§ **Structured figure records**
-*-

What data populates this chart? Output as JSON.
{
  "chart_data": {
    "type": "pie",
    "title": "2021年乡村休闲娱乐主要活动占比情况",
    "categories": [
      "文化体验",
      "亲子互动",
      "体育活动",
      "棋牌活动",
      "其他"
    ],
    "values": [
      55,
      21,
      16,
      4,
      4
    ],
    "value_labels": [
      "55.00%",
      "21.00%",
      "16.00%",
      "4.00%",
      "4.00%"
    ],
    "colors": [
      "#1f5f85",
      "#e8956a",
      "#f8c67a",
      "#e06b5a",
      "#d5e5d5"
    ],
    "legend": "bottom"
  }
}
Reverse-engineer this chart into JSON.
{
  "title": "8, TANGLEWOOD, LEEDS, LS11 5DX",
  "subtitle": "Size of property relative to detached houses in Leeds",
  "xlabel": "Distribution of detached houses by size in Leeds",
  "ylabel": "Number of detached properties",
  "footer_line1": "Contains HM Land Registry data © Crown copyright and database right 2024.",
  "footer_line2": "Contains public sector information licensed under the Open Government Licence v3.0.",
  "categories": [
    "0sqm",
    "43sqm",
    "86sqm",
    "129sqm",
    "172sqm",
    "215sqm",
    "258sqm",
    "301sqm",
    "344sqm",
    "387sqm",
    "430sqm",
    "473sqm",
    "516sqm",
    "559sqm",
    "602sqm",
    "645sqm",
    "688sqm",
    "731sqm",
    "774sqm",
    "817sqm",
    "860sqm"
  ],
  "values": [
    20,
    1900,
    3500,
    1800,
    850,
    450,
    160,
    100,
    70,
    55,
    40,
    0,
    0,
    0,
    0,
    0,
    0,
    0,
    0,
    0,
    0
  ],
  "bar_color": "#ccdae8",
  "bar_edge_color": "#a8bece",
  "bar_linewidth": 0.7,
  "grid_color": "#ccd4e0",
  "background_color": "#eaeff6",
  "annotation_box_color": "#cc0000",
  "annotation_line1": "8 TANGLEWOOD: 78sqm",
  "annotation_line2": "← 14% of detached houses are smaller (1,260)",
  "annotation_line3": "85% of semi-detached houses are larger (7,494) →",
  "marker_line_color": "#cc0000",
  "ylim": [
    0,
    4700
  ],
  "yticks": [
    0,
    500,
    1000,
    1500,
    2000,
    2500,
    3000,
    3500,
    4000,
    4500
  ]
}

-*-

Reproduce all the data word for word.

§ **Reply to the task**
What data populates this chart? Output as JSON.
{
  "chart_data": {
    "type": "pie",
    "title": "2021年乡村休闲娱乐主要活动占比情况",
    "categories": [
      "文化体验",
      "亲子互动",
      "体育活动",
      "棋牌活动",
      "其他"
    ],
    "values": [
      55,
      21,
      16,
      4,
      4
    ],
    "value_labels": [
      "55.00%",
      "21.00%",
      "16.00%",
      "4.00%",
      "4.00%"
    ],
    "colors": [
      "#1f5f85",
      "#e8956a",
      "#f8c67a",
      "#e06b5a",
      "#d5e5d5"
    ],
    "legend": "bottom"
  }
}
Reverse-engineer this chart into JSON.
{
  "title": "8, TANGLEWOOD, LEEDS, LS11 5DX",
  "subtitle": "Size of property relative to detached houses in Leeds",
  "xlabel": "Distribution of detached houses by size in Leeds",
  "ylabel": "Number of detached properties",
  "footer_line1": "Contains HM Land Registry data © Crown copyright and database right 2024.",
  "footer_line2": "Contains public sector information licensed under the Open Government Licence v3.0.",
  "categories": [
    "0sqm",
    "43sqm",
    "86sqm",
    "129sqm",
    "172sqm",
    "215sqm",
    "258sqm",
    "301sqm",
    "344sqm",
    "387sqm",
    "430sqm",
    "473sqm",
    "516sqm",
    "559sqm",
    "602sqm",
    "645sqm",
    "688sqm",
    "731sqm",
    "774sqm",
    "817sqm",
    "860sqm"
  ],
  "values": [
    20,
    1900,
    3500,
    1800,
    850,
    450,
    160,
    100,
    70,
    55,
    40,
    0,
    0,
    0,
    0,
    0,
    0,
    0,
    0,
    0,
    0
  ],
  "bar_color": "#ccdae8",
  "bar_edge_color": "#a8bece",
  "bar_linewidth": 0.7,
  "grid_color": "#ccd4e0",
  "background_color": "#eaeff6",
  "annotation_box_color": "#cc0000",
  "annotation_line1": "8 TANGLEWOOD: 78sqm",
  "annotation_line2": "← 14% of detached houses are smaller (1,260)",
  "annotation_line3": "85% of semi-detached houses are larger (7,494) →",
  "marker_line_color": "#cc0000",
  "ylim": [
    0,
    4700
  ],
  "yticks": [
    0,
    500,
    1000,
    1500,
    2000,
    2500,
    3000,
    3500,
    4000,
    4500
  ]
}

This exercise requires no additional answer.